* What is asked: Find each line holding the word "Capitolio" and give the number of such lines, nothing else.

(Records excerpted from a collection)
────────────────

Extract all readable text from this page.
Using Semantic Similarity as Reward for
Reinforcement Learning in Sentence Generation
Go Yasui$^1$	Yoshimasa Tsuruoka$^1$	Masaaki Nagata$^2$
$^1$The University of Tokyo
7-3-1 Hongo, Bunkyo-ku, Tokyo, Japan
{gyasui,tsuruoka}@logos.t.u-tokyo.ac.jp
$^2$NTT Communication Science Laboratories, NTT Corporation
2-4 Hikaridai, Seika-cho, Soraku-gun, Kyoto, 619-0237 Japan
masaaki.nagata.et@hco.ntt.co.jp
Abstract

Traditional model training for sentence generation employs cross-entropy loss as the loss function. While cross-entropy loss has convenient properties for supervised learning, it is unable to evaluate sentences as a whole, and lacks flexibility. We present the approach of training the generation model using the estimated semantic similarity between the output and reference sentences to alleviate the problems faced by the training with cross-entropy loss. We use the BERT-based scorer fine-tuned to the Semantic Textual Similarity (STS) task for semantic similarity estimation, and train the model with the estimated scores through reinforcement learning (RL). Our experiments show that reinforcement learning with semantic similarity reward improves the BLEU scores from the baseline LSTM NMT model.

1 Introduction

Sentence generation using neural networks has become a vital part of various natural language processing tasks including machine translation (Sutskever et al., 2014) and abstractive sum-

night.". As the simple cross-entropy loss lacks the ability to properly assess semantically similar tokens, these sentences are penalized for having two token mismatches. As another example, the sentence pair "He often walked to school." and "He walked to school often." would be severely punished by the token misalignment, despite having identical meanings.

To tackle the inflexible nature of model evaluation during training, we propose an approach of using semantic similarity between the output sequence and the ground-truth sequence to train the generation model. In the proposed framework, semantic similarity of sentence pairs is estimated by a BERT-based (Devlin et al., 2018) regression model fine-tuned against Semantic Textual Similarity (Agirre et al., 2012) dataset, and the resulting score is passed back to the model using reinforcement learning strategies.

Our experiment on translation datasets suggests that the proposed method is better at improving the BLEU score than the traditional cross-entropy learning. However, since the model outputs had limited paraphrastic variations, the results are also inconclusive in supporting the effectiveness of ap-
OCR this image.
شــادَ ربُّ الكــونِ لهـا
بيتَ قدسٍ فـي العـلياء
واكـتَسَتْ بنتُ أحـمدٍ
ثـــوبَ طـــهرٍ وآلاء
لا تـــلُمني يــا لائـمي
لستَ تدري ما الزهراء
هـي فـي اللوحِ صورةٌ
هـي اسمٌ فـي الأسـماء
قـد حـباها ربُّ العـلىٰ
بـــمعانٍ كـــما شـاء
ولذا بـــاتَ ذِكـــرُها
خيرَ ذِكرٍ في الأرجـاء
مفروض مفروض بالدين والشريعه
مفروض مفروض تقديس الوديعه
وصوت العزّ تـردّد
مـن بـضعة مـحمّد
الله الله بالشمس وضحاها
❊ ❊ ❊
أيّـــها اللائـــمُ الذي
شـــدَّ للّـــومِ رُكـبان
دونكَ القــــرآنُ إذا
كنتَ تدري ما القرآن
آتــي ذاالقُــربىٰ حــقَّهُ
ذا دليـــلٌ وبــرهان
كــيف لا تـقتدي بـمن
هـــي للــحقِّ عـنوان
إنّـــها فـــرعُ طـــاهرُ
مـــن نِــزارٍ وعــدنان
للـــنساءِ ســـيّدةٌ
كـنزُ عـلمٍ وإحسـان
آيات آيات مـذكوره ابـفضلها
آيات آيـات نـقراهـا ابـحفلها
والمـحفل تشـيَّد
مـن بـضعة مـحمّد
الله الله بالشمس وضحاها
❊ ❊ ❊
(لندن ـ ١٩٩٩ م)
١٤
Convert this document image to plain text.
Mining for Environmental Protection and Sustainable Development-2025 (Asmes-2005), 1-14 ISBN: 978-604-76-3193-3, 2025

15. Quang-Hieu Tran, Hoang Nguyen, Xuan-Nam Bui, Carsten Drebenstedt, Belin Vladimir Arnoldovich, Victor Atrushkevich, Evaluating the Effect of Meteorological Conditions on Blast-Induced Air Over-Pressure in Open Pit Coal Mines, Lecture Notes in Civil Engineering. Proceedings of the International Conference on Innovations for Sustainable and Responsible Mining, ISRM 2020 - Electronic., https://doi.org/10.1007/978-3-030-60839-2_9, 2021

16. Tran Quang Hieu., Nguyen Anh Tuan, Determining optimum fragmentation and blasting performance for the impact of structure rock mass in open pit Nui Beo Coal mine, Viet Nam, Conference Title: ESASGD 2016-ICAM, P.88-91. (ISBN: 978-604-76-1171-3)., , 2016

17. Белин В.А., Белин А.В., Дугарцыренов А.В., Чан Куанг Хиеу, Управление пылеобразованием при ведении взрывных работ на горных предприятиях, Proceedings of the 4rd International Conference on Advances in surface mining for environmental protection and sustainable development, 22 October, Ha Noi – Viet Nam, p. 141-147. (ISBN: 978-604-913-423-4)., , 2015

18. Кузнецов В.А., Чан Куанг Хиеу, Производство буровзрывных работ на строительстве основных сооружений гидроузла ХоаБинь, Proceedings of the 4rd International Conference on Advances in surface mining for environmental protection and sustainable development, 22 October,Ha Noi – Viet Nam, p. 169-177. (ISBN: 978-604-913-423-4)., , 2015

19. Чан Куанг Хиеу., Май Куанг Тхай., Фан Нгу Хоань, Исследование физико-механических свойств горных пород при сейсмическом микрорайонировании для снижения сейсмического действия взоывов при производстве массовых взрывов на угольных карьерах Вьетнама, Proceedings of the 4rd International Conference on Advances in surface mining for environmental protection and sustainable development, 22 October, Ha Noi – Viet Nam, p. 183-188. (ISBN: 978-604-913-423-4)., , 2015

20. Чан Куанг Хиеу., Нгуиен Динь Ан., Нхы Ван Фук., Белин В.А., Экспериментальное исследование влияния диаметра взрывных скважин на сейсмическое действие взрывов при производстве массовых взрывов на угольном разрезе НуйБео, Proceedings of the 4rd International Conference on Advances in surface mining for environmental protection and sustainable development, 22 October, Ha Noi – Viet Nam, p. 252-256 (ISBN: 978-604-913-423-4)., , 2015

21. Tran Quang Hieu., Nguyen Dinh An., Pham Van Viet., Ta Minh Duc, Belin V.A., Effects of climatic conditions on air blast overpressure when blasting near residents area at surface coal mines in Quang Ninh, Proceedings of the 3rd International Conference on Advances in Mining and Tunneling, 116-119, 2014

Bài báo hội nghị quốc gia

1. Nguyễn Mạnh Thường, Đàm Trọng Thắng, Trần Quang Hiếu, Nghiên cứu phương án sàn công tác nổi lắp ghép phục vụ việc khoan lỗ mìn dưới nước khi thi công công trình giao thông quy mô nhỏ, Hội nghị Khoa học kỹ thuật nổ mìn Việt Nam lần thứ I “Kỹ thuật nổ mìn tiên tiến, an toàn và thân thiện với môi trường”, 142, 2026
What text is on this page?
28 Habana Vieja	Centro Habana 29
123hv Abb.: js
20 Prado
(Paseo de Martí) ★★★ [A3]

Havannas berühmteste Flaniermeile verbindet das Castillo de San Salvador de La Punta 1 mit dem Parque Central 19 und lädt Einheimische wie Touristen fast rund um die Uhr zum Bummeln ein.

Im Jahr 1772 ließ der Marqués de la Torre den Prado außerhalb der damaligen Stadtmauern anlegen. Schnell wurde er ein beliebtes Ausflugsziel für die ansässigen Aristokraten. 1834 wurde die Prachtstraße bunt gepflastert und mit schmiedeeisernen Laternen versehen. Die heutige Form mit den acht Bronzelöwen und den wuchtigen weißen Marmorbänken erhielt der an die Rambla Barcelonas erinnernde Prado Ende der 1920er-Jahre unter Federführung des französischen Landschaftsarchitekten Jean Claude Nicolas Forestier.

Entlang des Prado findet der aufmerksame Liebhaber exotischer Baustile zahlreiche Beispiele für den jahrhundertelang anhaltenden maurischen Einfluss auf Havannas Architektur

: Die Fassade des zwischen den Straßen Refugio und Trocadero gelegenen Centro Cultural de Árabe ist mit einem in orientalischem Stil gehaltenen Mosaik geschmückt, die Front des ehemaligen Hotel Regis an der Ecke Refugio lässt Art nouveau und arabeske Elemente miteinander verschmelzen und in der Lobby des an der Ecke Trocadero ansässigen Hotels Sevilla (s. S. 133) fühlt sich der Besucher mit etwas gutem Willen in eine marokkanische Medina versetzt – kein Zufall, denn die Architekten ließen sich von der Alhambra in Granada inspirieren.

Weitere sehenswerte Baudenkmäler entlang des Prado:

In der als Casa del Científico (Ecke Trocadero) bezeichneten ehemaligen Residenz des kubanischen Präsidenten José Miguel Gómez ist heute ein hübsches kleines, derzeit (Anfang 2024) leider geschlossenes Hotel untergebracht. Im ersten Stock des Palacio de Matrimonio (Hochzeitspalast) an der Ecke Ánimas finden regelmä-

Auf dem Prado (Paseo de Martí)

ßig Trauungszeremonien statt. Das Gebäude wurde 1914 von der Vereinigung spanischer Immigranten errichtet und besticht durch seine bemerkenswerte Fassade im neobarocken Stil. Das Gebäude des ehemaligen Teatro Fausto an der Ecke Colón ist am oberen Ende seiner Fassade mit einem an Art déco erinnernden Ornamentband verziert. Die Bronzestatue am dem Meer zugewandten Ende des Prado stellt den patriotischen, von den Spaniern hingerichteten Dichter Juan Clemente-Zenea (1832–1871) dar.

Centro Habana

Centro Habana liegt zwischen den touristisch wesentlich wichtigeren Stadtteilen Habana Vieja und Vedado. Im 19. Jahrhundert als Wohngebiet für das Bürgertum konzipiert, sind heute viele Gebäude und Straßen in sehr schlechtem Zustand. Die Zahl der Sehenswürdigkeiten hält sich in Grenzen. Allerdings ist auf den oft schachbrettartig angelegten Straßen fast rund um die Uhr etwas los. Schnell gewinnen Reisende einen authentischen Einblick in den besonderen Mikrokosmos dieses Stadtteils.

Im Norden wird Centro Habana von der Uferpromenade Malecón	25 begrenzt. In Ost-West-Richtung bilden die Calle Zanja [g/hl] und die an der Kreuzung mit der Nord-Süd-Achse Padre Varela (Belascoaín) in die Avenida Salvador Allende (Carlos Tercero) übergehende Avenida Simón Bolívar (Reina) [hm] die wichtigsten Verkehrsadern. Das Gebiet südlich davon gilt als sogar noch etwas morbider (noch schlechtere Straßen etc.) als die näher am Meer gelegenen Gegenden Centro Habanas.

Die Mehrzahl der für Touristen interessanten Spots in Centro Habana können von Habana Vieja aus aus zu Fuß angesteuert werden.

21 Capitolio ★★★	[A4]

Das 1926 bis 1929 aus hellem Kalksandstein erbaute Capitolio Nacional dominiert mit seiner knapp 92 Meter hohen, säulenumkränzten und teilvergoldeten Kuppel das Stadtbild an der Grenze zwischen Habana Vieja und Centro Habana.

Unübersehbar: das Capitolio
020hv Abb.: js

────────────────

* Written answer: 3